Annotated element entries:
┏━━

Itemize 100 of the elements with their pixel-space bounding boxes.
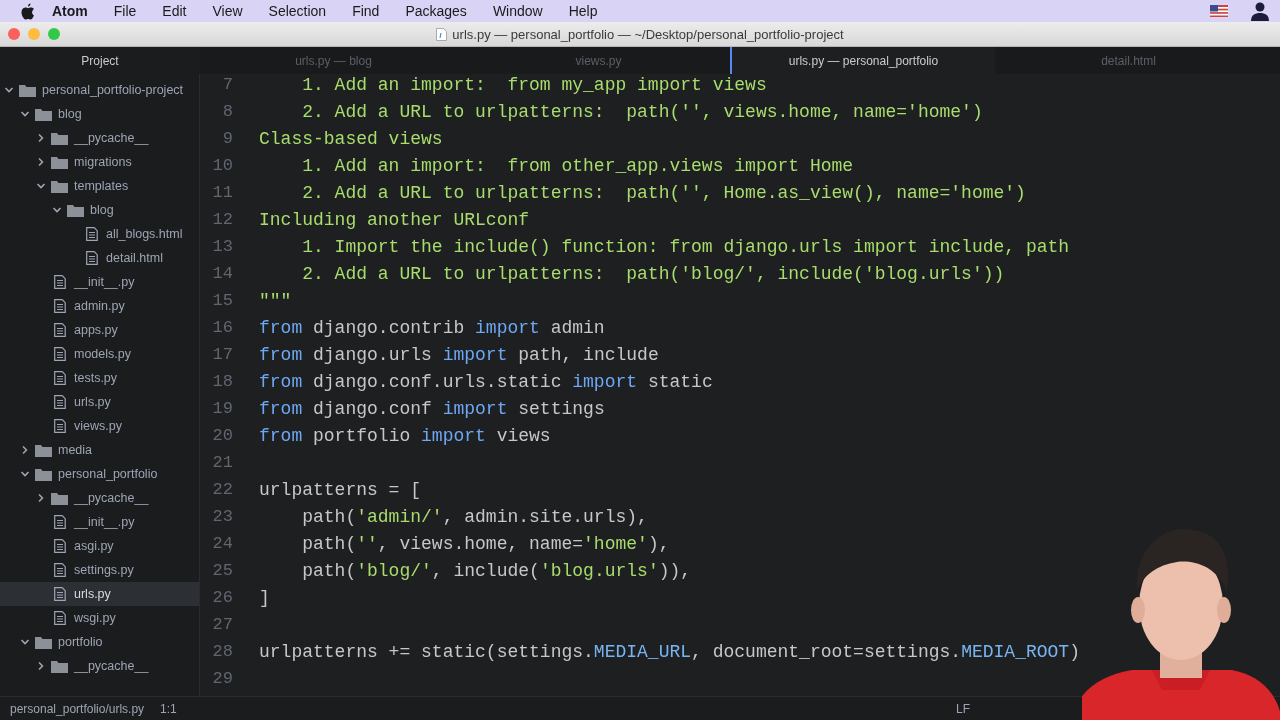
line-number: 9 <box>221 129 234 148</box>
chevron-down-icon[interactable] <box>20 469 30 479</box>
folder-icon <box>51 659 68 673</box>
tree-item[interactable]: detail.html <box>0 246 199 270</box>
tree-item[interactable]: blog <box>0 198 199 222</box>
folder-icon <box>35 635 52 649</box>
line-number: 29 <box>211 669 234 688</box>
tree-item[interactable]: settings.py <box>0 558 199 582</box>
chevron-down-icon[interactable] <box>20 109 30 119</box>
code-line: 1. Import the include() function: from django.urls import include, path <box>301 236 1070 257</box>
code-line: path('admin/', admin.site.urls), <box>301 506 648 527</box>
code-line: ] <box>259 587 270 608</box>
file-icon <box>54 587 66 601</box>
tree-item[interactable]: urls.py <box>0 582 199 606</box>
window-title: urls.py — personal_portfolio — ~/Desktop/personal_portfolio-project <box>452 26 844 42</box>
file-icon <box>54 275 66 289</box>
file-icon <box>86 227 98 241</box>
chevron-right-icon[interactable] <box>36 493 46 503</box>
menu-item[interactable]: Window <box>479 3 556 19</box>
line-number: 18 <box>211 372 234 391</box>
tree-item[interactable]: personal_portfolio-project <box>0 78 199 102</box>
code-line: Class-based views <box>259 128 443 149</box>
tree-item[interactable]: __pycache__ <box>0 654 199 678</box>
line-number: 17 <box>211 345 234 364</box>
chevron-down-icon[interactable] <box>20 637 30 647</box>
menu-item[interactable]: Edit <box>149 3 200 19</box>
chevron-down-icon[interactable] <box>4 85 14 95</box>
user-icon[interactable] <box>1250 1 1270 21</box>
code-line: from django.urls import path, include <box>259 344 659 365</box>
cursor-position[interactable]: 1:1 <box>160 702 177 716</box>
line-number: 23 <box>211 507 234 526</box>
folder-icon <box>19 83 36 97</box>
file-icon <box>54 371 66 385</box>
file-icon <box>54 323 66 337</box>
line-number: 8 <box>221 102 234 121</box>
tree-item[interactable]: __init__.py <box>0 510 199 534</box>
code-line: from django.conf import settings <box>259 398 605 419</box>
code-line: 2. Add a URL to urlpatterns: path('blog/', include('blog.urls')) <box>301 263 1005 284</box>
apple-icon[interactable] <box>20 2 35 20</box>
folder-icon <box>51 131 68 145</box>
code-line: urlpatterns = [ <box>259 479 422 500</box>
line-number: 7 <box>221 75 234 94</box>
tree-item[interactable]: asgi.py <box>0 534 199 558</box>
menu-item[interactable]: Selection <box>255 3 340 19</box>
tree-item[interactable]: portfolio <box>0 630 199 654</box>
code-line: urlpatterns += static(settings.MEDIA_URL, document_root=settings.MEDIA_ROOT) <box>259 641 1080 662</box>
tree-item[interactable]: __init__.py <box>0 270 199 294</box>
tree-item[interactable]: wsgi.py <box>0 606 199 630</box>
editor-tab[interactable]: urls.py — personal_portfolio <box>730 47 995 74</box>
tree-item[interactable]: urls.py <box>0 390 199 414</box>
line-number: 13 <box>211 237 234 256</box>
line-number: 15 <box>211 291 234 310</box>
chevron-right-icon[interactable] <box>36 157 46 167</box>
code-line: from portfolio import views <box>259 425 551 446</box>
folder-icon <box>51 155 68 169</box>
folder-icon <box>35 443 52 457</box>
tree-item[interactable]: media <box>0 438 199 462</box>
tree-item[interactable]: views.py <box>0 414 199 438</box>
code-line: """ <box>259 290 292 311</box>
menu-item[interactable]: View <box>199 3 256 19</box>
line-number: 22 <box>211 480 234 499</box>
tree-item[interactable]: personal_portfolio <box>0 462 199 486</box>
line-number: 24 <box>211 534 234 553</box>
tree-item[interactable]: all_blogs.html <box>0 222 199 246</box>
tree-item[interactable]: apps.py <box>0 318 199 342</box>
tree-item[interactable]: tests.py <box>0 366 199 390</box>
line-number: 26 <box>211 588 234 607</box>
flag-icon[interactable] <box>1210 5 1228 17</box>
code-line: 2. Add a URL to urlpatterns: path('', Home.as_view(), name='home') <box>301 182 1026 203</box>
chevron-right-icon[interactable] <box>36 661 46 671</box>
file-icon <box>54 611 66 625</box>
line-number: 21 <box>211 453 234 472</box>
tree-item[interactable]: __pycache__ <box>0 486 199 510</box>
code-line: from django.contrib import admin <box>259 317 605 338</box>
tree-item[interactable]: migrations <box>0 150 199 174</box>
line-ending[interactable]: LF <box>956 702 970 716</box>
document-icon <box>436 27 448 41</box>
chevron-right-icon[interactable] <box>36 133 46 143</box>
file-icon <box>54 539 66 553</box>
tree-item[interactable]: admin.py <box>0 294 199 318</box>
folder-icon <box>67 203 84 217</box>
line-number: 27 <box>211 615 234 634</box>
folder-icon <box>35 467 52 481</box>
menu-item[interactable]: Packages <box>392 3 480 19</box>
tree-item[interactable]: blog <box>0 102 199 126</box>
file-icon <box>54 515 66 529</box>
chevron-right-icon[interactable] <box>20 445 30 455</box>
chevron-down-icon[interactable] <box>36 181 46 191</box>
app-menu[interactable]: Atom <box>39 3 101 19</box>
chevron-down-icon[interactable] <box>52 205 62 215</box>
menu-item[interactable]: Help <box>555 3 611 19</box>
file-icon <box>54 299 66 313</box>
menu-item[interactable]: Find <box>339 3 393 19</box>
tree-item[interactable]: templates <box>0 174 199 198</box>
menu-item[interactable]: File <box>100 3 150 19</box>
file-path[interactable]: personal_portfolio/urls.py <box>10 702 145 716</box>
tree-item[interactable]: models.py <box>0 342 199 366</box>
line-number: 11 <box>211 183 234 202</box>
tree-item[interactable]: __pycache__ <box>0 126 199 150</box>
folder-icon <box>35 107 52 121</box>
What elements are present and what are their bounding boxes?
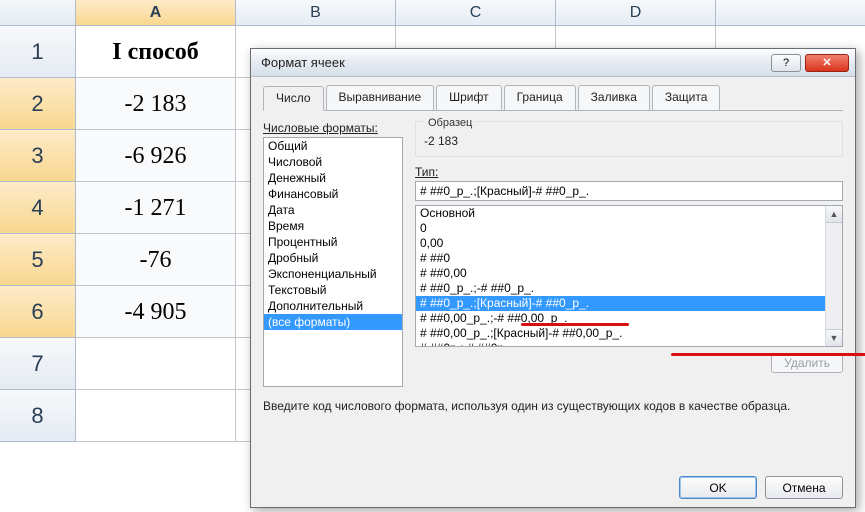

┗━━

▸ Written problem
Please rewrite the item lines between the one holding "line-number: 9 <box>221 129 234 148</box>" and the one holding "file-icon <box>54 275 66 289</box>", inclusive, replacing "code-line" with "source-line" and leaving everything else unchanged.

▸ Exercise result
line-number: 9 <box>221 129 234 148</box>
chevron-down-icon[interactable] <box>20 469 30 479</box>
folder-icon <box>51 659 68 673</box>
tree-item[interactable]: detail.html <box>0 246 199 270</box>
tree-item[interactable]: blog <box>0 198 199 222</box>
folder-icon <box>35 635 52 649</box>
line-number: 29 <box>211 669 234 688</box>
tree-item[interactable]: settings.py <box>0 558 199 582</box>
chevron-down-icon[interactable] <box>20 109 30 119</box>
source-line: 1. Import the include() function: from django.urls import include, path <box>301 236 1070 257</box>
source-line: path('admin/', admin.site.urls), <box>301 506 648 527</box>
source-line: ] <box>259 587 270 608</box>
file-icon <box>54 587 66 601</box>
tree-item[interactable]: urls.py <box>0 582 199 606</box>
window-title: urls.py — personal_portfolio — ~/Desktop/personal_portfolio-project <box>452 26 844 42</box>
file-icon <box>54 275 66 289</box>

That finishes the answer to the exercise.